» **DO THIS**: Sort through the data and copy the lines holding the word "JSON".

* start *

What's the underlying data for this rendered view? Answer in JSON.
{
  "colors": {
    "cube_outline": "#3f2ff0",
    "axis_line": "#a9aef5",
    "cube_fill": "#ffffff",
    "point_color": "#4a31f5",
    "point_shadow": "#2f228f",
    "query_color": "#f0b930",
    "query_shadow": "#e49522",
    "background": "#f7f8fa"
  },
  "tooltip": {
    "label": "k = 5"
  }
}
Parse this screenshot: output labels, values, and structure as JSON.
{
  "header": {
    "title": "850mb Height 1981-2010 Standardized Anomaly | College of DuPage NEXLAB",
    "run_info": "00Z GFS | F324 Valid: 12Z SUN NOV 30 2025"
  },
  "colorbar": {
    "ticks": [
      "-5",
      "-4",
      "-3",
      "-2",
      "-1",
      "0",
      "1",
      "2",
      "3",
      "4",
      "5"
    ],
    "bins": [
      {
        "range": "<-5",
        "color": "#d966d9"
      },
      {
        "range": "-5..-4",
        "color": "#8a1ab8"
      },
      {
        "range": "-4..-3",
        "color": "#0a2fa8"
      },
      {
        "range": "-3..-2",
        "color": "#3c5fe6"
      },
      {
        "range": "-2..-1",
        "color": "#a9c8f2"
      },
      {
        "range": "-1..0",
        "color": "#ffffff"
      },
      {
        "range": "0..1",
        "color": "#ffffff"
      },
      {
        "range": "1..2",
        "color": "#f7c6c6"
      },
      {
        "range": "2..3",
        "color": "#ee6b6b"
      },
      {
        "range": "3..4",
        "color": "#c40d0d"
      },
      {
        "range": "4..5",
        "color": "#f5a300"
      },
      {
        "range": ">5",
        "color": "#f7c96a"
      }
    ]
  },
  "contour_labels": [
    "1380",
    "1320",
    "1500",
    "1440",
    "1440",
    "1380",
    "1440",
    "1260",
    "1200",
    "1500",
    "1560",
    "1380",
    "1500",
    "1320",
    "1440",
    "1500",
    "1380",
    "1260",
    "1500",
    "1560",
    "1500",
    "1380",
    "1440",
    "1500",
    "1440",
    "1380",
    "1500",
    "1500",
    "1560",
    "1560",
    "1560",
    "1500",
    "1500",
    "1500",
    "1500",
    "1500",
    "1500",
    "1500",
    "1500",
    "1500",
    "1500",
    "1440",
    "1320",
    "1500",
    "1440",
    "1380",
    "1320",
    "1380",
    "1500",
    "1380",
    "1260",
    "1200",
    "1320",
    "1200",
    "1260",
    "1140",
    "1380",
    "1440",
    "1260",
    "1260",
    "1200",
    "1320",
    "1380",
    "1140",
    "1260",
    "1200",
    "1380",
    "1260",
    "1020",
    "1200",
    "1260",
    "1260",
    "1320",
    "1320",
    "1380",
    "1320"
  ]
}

* end *

» **SOLUTION TO THIS PROBLEM**:
What's the underlying data for this rendered view? Answer in JSON.
Parse this screenshot: output labels, values, and structure as JSON.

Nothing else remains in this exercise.